__What to work on__.
Your answer should be a single number: the count of lines that include "Output".

(Excerpts from a figure dataset)
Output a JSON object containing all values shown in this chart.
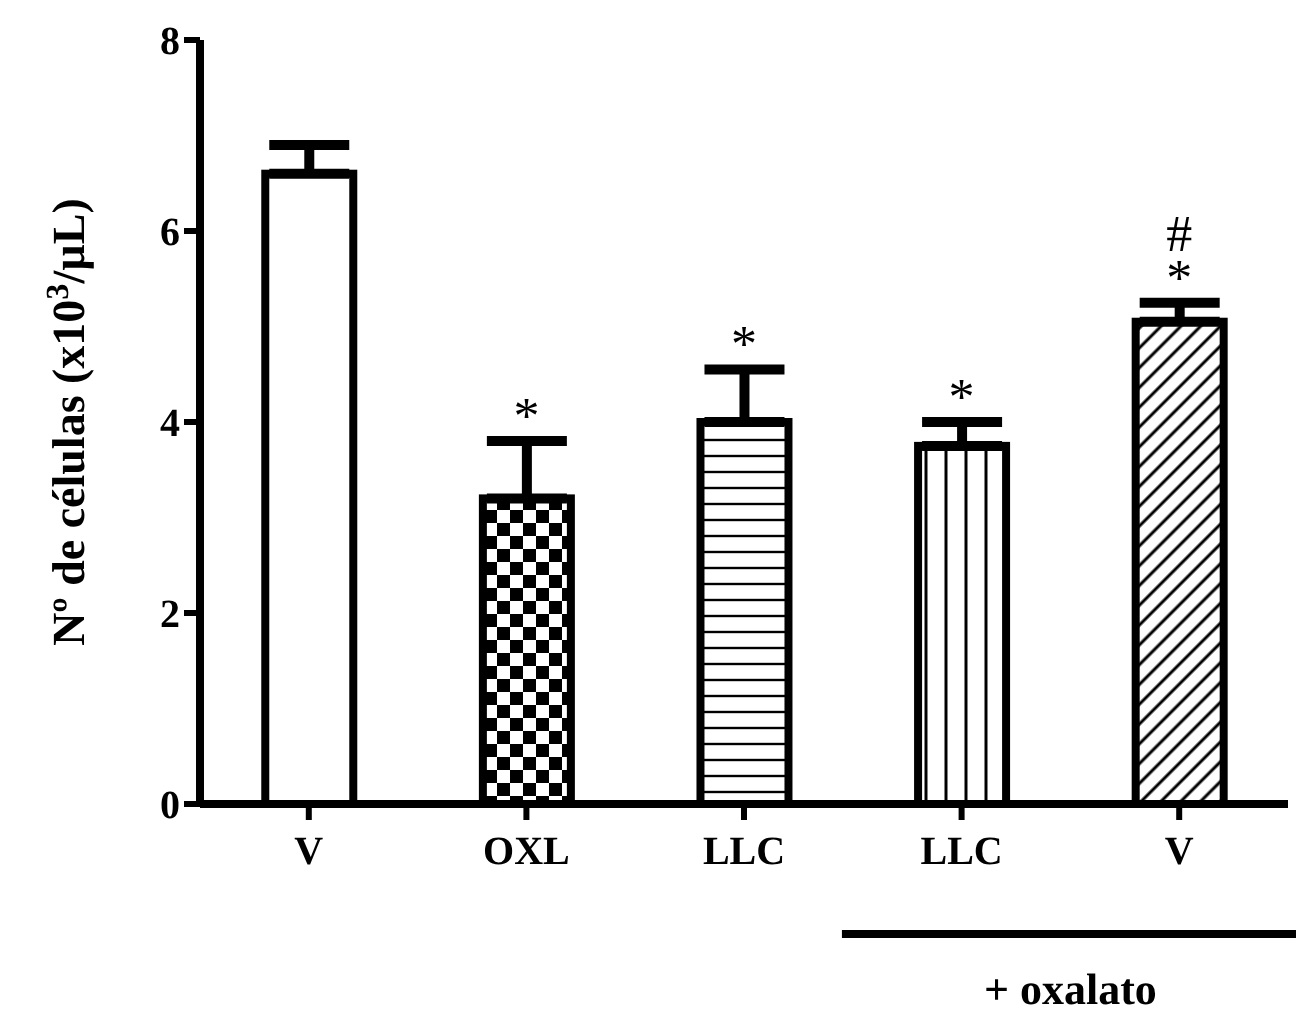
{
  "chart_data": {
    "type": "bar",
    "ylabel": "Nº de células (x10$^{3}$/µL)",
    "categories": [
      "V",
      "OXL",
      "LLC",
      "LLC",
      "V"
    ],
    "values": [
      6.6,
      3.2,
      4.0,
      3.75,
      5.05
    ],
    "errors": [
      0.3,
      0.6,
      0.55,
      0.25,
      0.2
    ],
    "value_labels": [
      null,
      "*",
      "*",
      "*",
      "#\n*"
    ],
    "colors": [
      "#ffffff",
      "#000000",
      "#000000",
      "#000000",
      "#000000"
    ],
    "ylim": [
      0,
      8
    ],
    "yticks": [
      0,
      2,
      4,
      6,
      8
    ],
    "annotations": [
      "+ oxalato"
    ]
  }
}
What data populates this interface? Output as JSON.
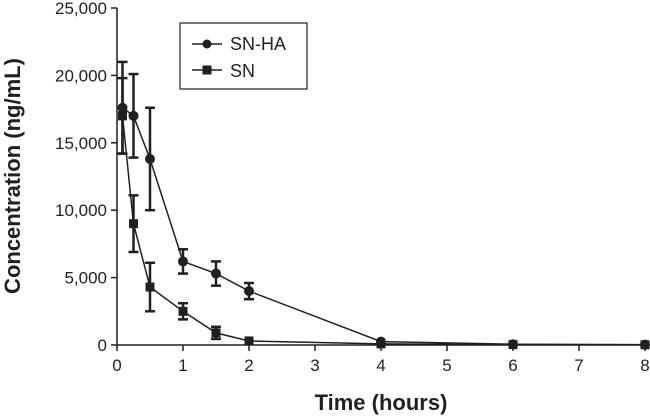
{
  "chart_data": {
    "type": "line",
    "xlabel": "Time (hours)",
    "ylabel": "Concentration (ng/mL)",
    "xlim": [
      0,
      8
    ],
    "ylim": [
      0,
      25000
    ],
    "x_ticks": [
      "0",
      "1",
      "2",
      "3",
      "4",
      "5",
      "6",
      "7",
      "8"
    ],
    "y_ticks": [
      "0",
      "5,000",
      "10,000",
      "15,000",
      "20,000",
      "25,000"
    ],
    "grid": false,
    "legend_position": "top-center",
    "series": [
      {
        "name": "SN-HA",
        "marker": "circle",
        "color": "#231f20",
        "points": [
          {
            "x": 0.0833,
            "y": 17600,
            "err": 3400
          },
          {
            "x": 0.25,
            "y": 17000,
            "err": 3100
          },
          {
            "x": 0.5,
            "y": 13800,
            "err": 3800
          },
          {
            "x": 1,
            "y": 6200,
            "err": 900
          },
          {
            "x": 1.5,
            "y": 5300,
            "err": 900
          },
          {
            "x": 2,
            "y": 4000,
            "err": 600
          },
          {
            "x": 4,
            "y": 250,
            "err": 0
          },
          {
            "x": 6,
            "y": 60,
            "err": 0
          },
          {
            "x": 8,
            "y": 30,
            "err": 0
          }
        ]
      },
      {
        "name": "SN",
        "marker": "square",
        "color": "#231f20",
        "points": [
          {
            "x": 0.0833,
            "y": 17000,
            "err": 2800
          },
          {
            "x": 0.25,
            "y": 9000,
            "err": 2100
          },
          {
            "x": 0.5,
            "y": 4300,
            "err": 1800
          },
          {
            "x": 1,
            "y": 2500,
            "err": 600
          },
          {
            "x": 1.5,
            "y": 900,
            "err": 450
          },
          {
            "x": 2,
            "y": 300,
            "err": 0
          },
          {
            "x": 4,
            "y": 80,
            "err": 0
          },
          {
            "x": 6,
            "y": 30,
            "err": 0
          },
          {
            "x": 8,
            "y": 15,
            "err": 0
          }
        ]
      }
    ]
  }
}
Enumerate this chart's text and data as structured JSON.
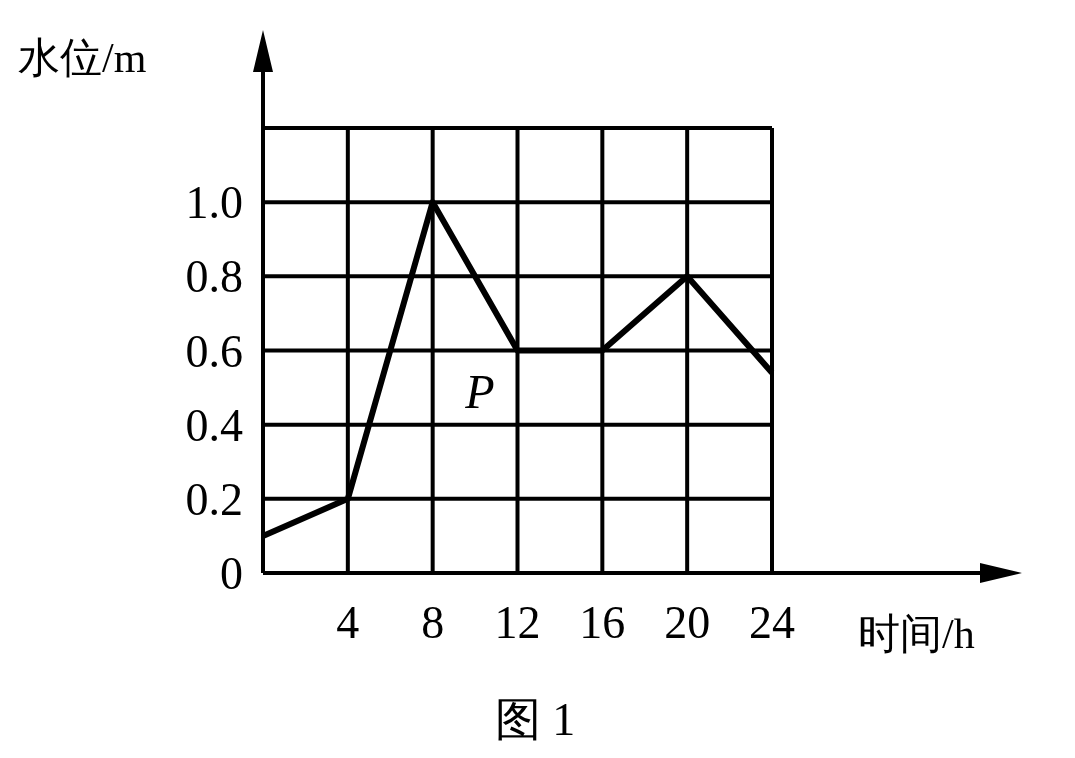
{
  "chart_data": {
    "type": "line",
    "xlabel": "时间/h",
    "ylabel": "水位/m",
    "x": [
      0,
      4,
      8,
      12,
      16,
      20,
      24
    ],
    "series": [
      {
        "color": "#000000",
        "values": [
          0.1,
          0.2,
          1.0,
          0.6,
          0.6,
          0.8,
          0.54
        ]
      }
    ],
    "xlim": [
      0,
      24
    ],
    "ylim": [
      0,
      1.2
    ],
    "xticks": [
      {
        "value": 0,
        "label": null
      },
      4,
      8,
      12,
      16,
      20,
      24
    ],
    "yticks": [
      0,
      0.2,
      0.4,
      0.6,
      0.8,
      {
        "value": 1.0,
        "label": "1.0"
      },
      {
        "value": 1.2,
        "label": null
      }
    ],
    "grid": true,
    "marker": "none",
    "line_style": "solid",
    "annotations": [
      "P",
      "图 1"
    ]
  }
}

--

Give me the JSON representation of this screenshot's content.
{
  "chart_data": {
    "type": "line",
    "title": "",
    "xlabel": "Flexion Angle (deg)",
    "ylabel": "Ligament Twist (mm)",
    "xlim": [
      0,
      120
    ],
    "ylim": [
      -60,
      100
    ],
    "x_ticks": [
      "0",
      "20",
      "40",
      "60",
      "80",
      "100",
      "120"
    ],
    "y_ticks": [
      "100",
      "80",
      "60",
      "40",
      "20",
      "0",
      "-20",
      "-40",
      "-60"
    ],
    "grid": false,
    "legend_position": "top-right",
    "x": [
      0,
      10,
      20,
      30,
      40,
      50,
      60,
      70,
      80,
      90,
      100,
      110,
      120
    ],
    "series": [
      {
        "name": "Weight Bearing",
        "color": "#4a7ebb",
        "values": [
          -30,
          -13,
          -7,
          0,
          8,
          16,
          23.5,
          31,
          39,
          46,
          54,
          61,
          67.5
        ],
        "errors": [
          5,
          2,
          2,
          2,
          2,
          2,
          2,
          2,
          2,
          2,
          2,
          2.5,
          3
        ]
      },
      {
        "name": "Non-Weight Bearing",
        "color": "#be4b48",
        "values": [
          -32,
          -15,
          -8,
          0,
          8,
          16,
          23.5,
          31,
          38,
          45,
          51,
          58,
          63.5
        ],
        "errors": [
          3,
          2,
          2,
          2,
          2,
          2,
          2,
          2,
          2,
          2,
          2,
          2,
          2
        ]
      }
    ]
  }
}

==

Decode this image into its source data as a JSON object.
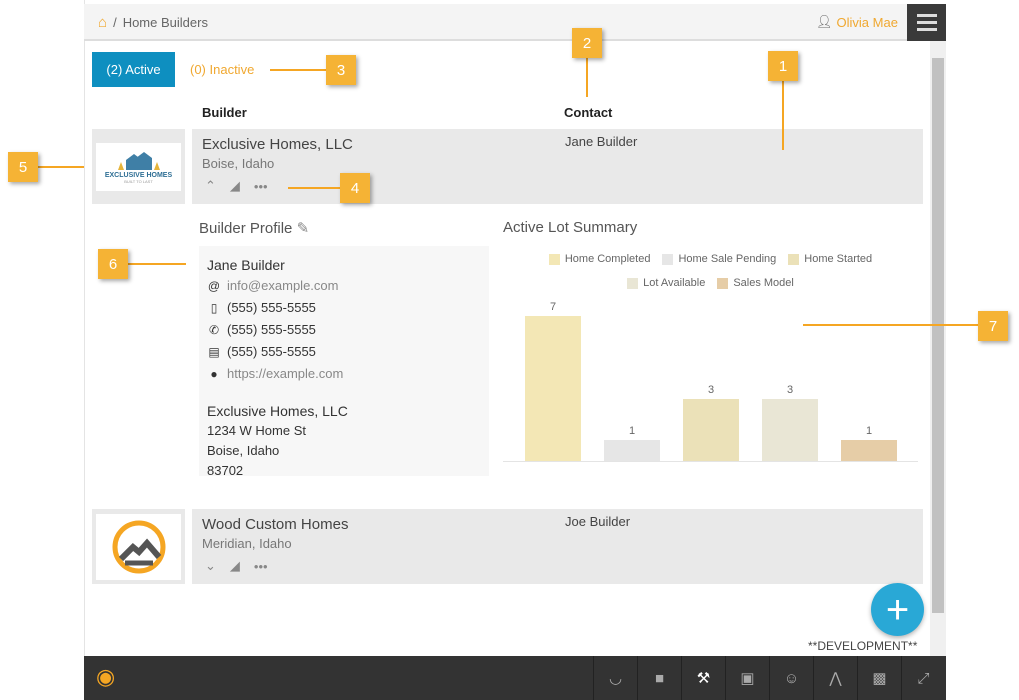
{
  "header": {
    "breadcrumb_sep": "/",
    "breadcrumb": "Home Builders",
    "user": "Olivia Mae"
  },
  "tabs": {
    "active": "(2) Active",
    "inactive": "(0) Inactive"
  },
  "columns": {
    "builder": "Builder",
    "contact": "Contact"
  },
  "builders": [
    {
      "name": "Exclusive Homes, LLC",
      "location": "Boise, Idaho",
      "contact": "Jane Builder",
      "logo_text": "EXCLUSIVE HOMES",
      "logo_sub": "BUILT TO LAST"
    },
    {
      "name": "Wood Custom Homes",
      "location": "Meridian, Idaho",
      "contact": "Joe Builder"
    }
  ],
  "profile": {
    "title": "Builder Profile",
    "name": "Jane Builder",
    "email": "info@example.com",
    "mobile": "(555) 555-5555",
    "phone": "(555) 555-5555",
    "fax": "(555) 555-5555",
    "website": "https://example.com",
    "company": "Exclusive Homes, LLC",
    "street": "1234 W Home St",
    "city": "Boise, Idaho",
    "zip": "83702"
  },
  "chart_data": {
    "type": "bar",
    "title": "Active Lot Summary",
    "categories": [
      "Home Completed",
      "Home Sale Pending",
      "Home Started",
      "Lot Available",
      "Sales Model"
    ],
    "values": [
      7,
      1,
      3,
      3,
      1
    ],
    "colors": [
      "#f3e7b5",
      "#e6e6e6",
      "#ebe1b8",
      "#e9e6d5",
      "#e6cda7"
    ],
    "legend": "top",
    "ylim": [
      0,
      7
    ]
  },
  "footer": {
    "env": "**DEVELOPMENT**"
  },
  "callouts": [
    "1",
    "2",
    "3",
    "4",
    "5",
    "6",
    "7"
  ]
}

__Exercise response__.
2